§ **WHAT THIS TASK INVOLVES**: Write out the full set of records exactly. Any pictures in them do not belong in the copy.

***** SUPPLIED DATA *****

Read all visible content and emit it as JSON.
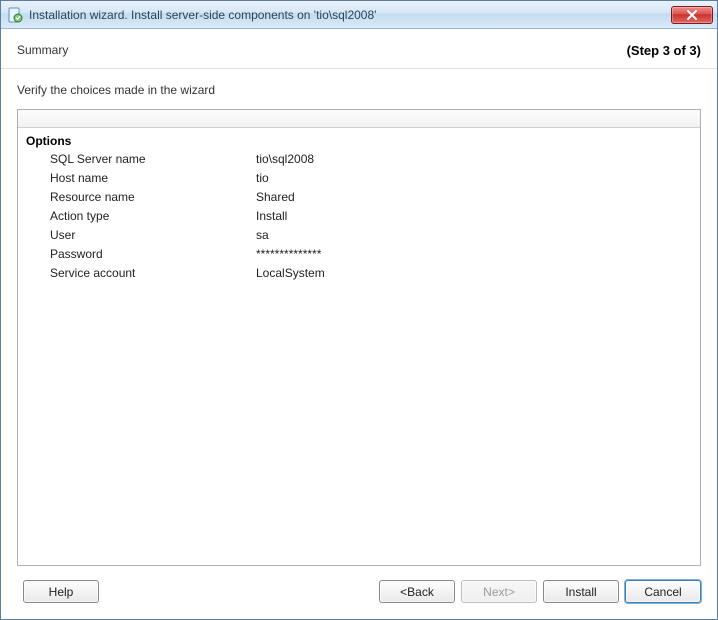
{
  "window": {
    "title": "Installation wizard. Install server-side components on 'tio\\sql2008'"
  },
  "header": {
    "summary": "Summary",
    "step": "(Step 3 of 3)"
  },
  "instruction": "Verify the choices made in the wizard",
  "options": {
    "heading": "Options",
    "rows": [
      {
        "label": "SQL Server name",
        "value": "tio\\sql2008"
      },
      {
        "label": "Host name",
        "value": "tio"
      },
      {
        "label": "Resource name",
        "value": "Shared"
      },
      {
        "label": "Action type",
        "value": "Install"
      },
      {
        "label": "User",
        "value": "sa"
      },
      {
        "label": "Password",
        "value": "**************"
      },
      {
        "label": "Service account",
        "value": "LocalSystem"
      }
    ]
  },
  "footer": {
    "help": "Help",
    "back": "<Back",
    "next": "Next>",
    "install": "Install",
    "cancel": "Cancel"
  }
}
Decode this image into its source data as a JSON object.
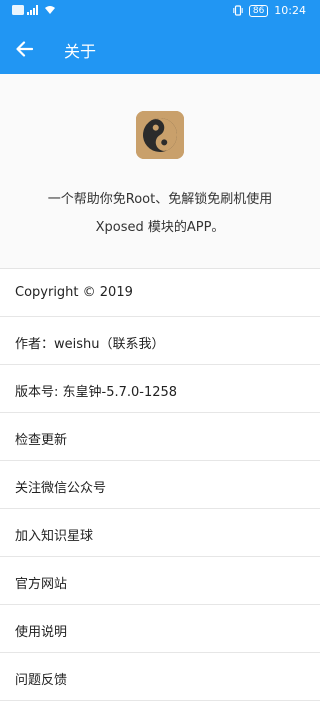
{
  "status_bar": {
    "time": "10:24",
    "battery": "86"
  },
  "app_bar": {
    "title": "关于",
    "back_icon": "arrow-back-icon"
  },
  "header": {
    "logo_icon": "yin-yang-icon",
    "description_line1": "一个帮助你免Root、免解锁免刷机使用",
    "description_line2": "Xposed 模块的APP。"
  },
  "list": {
    "items": [
      {
        "label": "Copyright © 2019"
      },
      {
        "label": "作者：weishu（联系我）"
      },
      {
        "label": "版本号: 东皇钟-5.7.0-1258"
      },
      {
        "label": "检查更新"
      },
      {
        "label": "关注微信公众号"
      },
      {
        "label": "加入知识星球"
      },
      {
        "label": "官方网站"
      },
      {
        "label": "使用说明"
      },
      {
        "label": "问题反馈"
      }
    ]
  },
  "colors": {
    "primary": "#2196f3",
    "divider": "#e6e6e6",
    "logo_bg": "#c9a06b"
  }
}
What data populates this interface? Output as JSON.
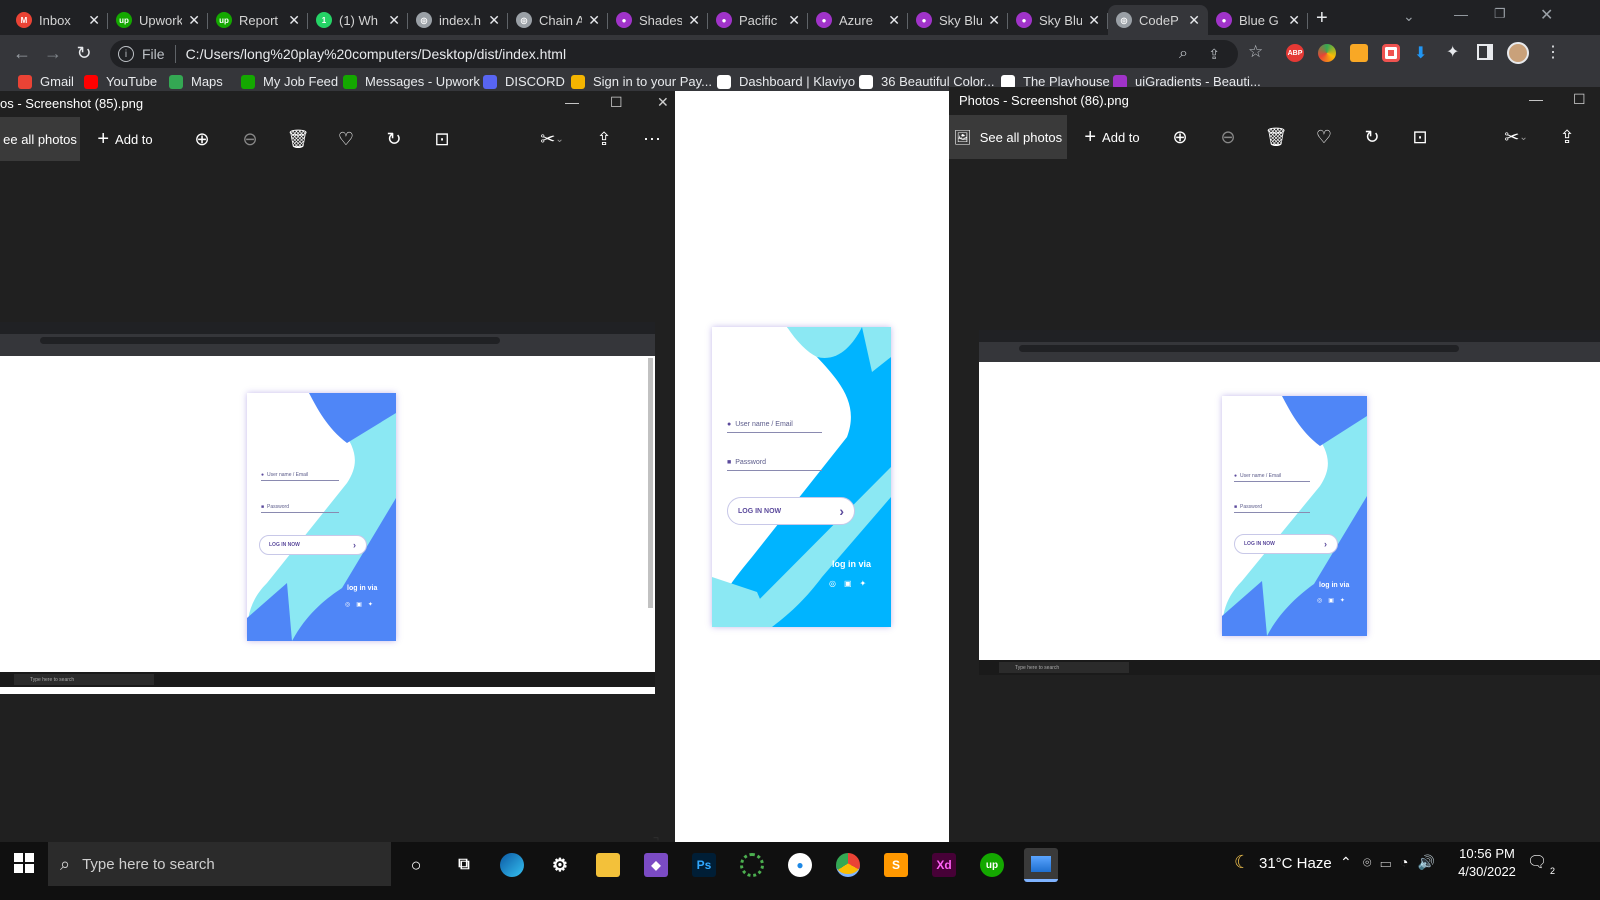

*****

§ **SOLUTION TO THIS PROBLEM**:
Read all visible content and emit it as JSON.
{
  "window": {
    "title": "Installation wizard. Install server-side components on 'tio\\sql2008'"
  },
  "header": {
    "summary": "Summary",
    "step": "(Step 3 of 3)"
  },
  "instruction": "Verify the choices made in the wizard",
  "options": {
    "heading": "Options",
    "rows": [
      {
        "label": "SQL Server name",
        "value": "tio\\sql2008"
      },
      {
        "label": "Host name",
        "value": "tio"
      },
      {
        "label": "Resource name",
        "value": "Shared"
      },
      {
        "label": "Action type",
        "value": "Install"
      },
      {
        "label": "User",
        "value": "sa"
      },
      {
        "label": "Password",
        "value": "**************"
      },
      {
        "label": "Service account",
        "value": "LocalSystem"
      }
    ]
  },
  "footer": {
    "help": "Help",
    "back": "<Back",
    "next": "Next>",
    "install": "Install",
    "cancel": "Cancel"
  }
}
Decode this image into its source data as a JSON object.
{
  "status_bar": {
    "time": "10:24",
    "battery": "86"
  },
  "app_bar": {
    "title": "关于",
    "back_icon": "arrow-back-icon"
  },
  "header": {
    "logo_icon": "yin-yang-icon",
    "description_line1": "一个帮助你免Root、免解锁免刷机使用",
    "description_line2": "Xposed 模块的APP。"
  },
  "list": {
    "items": [
      {
        "label": "Copyright © 2019"
      },
      {
        "label": "作者：weishu（联系我）"
      },
      {
        "label": "版本号: 东皇钟-5.7.0-1258"
      },
      {
        "label": "检查更新"
      },
      {
        "label": "关注微信公众号"
      },
      {
        "label": "加入知识星球"
      },
      {
        "label": "官方网站"
      },
      {
        "label": "使用说明"
      },
      {
        "label": "问题反馈"
      }
    ]
  },
  "colors": {
    "primary": "#2196f3",
    "divider": "#e6e6e6",
    "logo_bg": "#c9a06b"
  }
}
What data populates this interface? Output as JSON.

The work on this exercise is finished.